Dataset rows:

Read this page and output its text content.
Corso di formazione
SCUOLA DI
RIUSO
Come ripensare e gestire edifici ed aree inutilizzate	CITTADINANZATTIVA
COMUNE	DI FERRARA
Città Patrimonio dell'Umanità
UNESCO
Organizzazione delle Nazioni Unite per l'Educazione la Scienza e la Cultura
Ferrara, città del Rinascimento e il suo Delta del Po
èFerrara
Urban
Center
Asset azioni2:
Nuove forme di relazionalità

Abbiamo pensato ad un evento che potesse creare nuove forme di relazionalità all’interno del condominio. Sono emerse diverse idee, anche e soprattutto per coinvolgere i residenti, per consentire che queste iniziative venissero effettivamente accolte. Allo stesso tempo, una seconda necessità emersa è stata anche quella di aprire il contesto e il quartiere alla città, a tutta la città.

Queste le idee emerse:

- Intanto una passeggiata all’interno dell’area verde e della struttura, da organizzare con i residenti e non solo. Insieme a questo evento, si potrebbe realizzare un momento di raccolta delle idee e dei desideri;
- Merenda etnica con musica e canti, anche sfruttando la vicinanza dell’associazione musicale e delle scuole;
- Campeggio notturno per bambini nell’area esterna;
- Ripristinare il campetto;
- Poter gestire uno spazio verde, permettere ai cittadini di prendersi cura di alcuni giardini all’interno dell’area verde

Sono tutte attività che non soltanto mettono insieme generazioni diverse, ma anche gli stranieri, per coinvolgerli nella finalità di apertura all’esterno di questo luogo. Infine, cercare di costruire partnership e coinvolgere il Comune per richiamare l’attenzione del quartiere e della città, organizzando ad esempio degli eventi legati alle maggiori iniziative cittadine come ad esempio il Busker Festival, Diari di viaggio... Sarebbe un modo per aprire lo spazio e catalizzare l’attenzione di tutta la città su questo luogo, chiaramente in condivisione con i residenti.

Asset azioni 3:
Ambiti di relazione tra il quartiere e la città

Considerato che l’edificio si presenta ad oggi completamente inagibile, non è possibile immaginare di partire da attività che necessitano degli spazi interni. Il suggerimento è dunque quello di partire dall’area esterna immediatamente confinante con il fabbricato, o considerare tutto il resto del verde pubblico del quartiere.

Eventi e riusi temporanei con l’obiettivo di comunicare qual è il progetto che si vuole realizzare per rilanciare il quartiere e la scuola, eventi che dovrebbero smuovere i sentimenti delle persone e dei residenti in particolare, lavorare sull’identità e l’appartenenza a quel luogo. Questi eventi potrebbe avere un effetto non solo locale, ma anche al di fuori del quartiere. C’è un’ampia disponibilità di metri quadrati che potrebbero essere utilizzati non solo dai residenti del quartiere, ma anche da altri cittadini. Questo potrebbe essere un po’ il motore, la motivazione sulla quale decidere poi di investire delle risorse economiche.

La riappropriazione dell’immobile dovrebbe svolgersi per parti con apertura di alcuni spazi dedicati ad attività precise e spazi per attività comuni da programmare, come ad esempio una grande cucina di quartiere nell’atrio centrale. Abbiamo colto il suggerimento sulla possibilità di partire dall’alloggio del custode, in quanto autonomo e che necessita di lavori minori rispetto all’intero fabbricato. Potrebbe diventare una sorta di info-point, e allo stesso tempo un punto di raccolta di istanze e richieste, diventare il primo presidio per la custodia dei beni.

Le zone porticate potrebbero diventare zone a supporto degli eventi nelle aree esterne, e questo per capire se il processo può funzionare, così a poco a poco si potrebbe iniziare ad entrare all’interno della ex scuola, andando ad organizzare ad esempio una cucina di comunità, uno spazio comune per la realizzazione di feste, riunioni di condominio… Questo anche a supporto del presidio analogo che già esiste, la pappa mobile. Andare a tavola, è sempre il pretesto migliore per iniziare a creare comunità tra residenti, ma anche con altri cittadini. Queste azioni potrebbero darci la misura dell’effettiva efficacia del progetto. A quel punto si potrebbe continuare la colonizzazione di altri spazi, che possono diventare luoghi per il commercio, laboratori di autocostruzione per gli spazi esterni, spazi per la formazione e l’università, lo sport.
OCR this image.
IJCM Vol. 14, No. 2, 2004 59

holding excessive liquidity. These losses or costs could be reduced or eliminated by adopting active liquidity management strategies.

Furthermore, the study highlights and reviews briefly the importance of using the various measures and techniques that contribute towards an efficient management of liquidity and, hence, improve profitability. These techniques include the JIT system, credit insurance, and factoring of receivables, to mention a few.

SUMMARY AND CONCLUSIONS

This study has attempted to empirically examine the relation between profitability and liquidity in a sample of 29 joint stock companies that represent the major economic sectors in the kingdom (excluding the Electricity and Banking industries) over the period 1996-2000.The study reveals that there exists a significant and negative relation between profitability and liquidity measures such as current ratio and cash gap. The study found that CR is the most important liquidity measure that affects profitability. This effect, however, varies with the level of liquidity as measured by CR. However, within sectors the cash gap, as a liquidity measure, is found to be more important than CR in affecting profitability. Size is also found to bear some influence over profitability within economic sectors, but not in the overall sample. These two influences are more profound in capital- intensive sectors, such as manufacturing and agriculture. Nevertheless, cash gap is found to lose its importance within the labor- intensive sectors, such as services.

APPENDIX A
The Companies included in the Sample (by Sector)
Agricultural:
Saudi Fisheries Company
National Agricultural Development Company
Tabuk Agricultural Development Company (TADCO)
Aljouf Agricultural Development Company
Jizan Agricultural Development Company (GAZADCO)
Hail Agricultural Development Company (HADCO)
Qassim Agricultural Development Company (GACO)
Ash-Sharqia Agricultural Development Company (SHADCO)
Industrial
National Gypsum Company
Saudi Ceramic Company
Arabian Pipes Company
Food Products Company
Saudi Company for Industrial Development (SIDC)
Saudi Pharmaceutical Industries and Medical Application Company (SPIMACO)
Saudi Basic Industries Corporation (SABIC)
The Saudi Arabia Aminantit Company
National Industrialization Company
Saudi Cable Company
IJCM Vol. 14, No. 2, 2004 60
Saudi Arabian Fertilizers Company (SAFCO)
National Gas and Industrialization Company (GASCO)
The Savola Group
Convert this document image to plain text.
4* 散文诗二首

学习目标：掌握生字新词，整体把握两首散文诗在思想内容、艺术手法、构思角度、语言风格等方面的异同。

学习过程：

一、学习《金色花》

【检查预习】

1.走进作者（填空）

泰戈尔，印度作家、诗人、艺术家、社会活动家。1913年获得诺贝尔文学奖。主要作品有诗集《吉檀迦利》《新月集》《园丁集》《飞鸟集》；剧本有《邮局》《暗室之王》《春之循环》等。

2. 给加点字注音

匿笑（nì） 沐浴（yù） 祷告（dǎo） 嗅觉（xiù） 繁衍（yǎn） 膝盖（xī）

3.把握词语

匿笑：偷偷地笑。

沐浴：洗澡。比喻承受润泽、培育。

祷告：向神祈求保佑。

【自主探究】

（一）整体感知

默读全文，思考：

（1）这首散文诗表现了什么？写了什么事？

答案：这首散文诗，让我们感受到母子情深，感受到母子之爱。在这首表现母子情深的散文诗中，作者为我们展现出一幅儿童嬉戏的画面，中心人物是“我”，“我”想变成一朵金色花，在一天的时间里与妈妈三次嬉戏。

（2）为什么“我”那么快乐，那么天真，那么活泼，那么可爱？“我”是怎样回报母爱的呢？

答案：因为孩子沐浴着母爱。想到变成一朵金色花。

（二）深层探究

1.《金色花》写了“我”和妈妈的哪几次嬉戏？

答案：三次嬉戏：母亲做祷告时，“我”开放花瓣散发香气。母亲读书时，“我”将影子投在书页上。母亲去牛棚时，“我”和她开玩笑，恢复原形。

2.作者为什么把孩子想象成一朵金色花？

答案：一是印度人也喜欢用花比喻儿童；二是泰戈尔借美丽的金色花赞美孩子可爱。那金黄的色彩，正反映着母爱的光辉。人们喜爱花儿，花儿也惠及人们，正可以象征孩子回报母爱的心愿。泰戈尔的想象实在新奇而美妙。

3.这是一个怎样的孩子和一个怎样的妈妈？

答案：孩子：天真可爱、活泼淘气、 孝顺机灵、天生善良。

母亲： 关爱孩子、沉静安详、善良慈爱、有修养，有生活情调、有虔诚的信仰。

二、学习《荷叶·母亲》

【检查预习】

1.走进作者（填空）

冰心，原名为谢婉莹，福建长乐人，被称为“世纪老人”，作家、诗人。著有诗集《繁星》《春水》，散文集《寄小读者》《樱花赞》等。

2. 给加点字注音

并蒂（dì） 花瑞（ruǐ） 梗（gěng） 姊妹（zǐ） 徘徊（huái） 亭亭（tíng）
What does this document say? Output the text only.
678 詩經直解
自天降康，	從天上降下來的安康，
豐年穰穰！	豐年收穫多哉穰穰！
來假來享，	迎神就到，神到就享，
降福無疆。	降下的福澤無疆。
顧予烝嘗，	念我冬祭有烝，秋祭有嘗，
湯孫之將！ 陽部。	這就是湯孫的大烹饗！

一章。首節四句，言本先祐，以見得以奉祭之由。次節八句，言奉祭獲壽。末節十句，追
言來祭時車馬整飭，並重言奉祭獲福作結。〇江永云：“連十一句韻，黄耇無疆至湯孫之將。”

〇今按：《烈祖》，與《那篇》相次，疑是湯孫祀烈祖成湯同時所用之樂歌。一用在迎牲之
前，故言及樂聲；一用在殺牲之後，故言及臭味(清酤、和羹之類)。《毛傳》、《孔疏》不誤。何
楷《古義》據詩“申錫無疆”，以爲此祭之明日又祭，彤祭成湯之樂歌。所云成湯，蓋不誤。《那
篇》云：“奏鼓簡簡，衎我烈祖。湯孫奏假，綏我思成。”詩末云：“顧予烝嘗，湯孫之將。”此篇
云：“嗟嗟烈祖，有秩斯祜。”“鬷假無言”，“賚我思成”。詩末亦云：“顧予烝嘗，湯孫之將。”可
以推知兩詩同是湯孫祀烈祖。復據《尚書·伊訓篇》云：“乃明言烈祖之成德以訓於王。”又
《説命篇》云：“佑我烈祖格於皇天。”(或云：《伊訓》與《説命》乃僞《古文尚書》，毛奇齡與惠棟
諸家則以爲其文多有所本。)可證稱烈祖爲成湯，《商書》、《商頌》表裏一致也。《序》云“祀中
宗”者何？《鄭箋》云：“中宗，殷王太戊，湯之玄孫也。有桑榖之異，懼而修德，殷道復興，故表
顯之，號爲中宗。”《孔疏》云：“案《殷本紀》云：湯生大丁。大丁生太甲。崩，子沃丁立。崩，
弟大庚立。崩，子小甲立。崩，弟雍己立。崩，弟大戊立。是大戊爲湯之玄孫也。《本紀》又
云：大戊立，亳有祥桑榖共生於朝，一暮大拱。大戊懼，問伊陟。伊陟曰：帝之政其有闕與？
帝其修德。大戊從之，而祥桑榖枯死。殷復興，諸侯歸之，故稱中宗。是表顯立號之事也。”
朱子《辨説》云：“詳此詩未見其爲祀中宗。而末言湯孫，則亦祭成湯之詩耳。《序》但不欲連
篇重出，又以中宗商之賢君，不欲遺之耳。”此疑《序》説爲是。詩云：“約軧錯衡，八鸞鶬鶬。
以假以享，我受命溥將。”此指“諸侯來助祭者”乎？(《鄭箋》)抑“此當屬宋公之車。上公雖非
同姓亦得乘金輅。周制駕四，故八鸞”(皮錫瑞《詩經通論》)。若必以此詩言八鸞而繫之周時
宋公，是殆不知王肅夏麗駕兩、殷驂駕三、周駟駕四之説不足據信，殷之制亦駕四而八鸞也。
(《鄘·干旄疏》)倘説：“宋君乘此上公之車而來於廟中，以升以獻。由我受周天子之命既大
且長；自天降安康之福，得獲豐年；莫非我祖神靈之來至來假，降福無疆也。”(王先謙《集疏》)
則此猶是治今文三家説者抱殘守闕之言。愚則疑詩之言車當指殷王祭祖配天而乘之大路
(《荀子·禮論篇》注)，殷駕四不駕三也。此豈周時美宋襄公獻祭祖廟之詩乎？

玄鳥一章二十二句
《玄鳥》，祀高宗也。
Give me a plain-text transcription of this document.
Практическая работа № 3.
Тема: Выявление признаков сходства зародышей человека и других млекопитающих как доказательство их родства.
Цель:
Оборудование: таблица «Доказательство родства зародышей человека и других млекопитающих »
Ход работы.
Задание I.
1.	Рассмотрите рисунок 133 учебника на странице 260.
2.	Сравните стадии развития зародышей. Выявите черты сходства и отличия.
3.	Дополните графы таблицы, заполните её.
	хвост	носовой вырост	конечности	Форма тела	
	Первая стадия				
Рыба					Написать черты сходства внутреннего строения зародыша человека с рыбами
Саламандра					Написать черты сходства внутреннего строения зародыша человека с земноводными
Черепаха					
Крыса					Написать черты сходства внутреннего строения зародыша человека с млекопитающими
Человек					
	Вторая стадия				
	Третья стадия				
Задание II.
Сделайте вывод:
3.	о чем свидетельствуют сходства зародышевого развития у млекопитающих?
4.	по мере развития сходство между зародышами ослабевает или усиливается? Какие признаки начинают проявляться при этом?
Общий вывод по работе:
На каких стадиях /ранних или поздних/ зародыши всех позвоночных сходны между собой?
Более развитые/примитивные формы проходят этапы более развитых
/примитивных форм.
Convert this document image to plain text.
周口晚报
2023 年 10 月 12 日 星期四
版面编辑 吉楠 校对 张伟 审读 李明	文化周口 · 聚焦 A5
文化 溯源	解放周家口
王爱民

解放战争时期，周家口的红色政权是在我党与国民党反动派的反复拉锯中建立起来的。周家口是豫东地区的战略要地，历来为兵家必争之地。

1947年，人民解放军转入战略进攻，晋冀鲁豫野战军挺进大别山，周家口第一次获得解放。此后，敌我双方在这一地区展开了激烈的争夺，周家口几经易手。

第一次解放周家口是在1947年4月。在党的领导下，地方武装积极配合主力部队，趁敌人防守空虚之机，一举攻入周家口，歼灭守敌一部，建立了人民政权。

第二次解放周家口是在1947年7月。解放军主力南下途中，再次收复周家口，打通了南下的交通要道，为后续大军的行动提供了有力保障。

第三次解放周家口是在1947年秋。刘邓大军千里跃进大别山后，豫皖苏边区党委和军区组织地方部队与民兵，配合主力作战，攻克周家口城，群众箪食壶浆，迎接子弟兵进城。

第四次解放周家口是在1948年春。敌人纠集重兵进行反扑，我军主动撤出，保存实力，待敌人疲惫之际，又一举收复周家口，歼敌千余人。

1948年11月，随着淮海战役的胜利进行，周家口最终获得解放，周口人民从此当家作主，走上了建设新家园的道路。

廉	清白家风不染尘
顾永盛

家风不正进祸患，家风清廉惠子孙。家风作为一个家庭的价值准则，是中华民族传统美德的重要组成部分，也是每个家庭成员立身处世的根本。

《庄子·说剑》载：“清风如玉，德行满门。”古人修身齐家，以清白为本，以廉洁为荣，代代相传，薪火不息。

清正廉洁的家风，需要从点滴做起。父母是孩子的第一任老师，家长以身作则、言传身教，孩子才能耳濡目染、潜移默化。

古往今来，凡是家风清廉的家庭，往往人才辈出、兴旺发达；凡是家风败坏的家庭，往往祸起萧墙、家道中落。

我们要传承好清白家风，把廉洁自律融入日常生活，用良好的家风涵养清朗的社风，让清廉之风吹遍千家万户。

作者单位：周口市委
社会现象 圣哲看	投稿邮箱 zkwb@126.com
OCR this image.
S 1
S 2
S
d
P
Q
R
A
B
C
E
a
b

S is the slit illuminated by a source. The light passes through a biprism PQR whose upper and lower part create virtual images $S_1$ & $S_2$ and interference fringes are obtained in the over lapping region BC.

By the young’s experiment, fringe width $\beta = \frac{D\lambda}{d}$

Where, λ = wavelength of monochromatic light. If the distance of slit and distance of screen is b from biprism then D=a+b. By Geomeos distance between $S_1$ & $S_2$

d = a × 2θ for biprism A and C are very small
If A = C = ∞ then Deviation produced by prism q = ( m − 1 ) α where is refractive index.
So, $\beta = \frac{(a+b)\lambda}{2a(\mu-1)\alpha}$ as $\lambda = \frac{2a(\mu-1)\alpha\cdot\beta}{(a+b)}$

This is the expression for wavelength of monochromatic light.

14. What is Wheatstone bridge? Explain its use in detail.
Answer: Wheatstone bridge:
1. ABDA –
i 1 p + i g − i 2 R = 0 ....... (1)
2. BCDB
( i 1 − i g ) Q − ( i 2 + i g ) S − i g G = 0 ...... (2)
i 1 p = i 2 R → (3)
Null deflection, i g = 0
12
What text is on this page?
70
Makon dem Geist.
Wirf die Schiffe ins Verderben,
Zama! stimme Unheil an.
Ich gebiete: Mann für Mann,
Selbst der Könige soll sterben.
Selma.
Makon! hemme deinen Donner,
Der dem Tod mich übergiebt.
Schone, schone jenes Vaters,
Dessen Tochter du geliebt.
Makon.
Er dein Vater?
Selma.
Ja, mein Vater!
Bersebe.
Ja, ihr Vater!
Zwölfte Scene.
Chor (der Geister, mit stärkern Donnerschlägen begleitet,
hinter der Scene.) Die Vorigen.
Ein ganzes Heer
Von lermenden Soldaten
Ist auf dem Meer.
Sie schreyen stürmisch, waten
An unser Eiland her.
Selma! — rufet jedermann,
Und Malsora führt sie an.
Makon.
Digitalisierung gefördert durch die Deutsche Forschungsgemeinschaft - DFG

Set task: Wherever "iniziative" shows up in a line, copy that line.

Task response:
Abbiamo pensato ad un evento che potesse creare nuove forme di relazionalità all’interno del condominio. Sono emerse diverse idee, anche e soprattutto per coinvolgere i residenti, per consentire che queste iniziative venissero effettivamente accolte. Allo stesso tempo, una seconda necessità emersa è stata anche quella di aprire il contesto e il quartiere alla città, a tutta la città.
Sono tutte attività che non soltanto mettono insieme generazioni diverse, ma anche gli stranieri, per coinvolgerli nella finalità di apertura all’esterno di questo luogo. Infine, cercare di costruire partnership e coinvolgere il Comune per richiamare l’attenzione del quartiere e della città, organizzando ad esempio degli eventi legati alle maggiori iniziative cittadine come ad esempio il Busker Festival, Diari di viaggio... Sarebbe un modo per aprire lo spazio e catalizzare l’attenzione di tutta la città su questo luogo, chiaramente in condivisione con i residenti.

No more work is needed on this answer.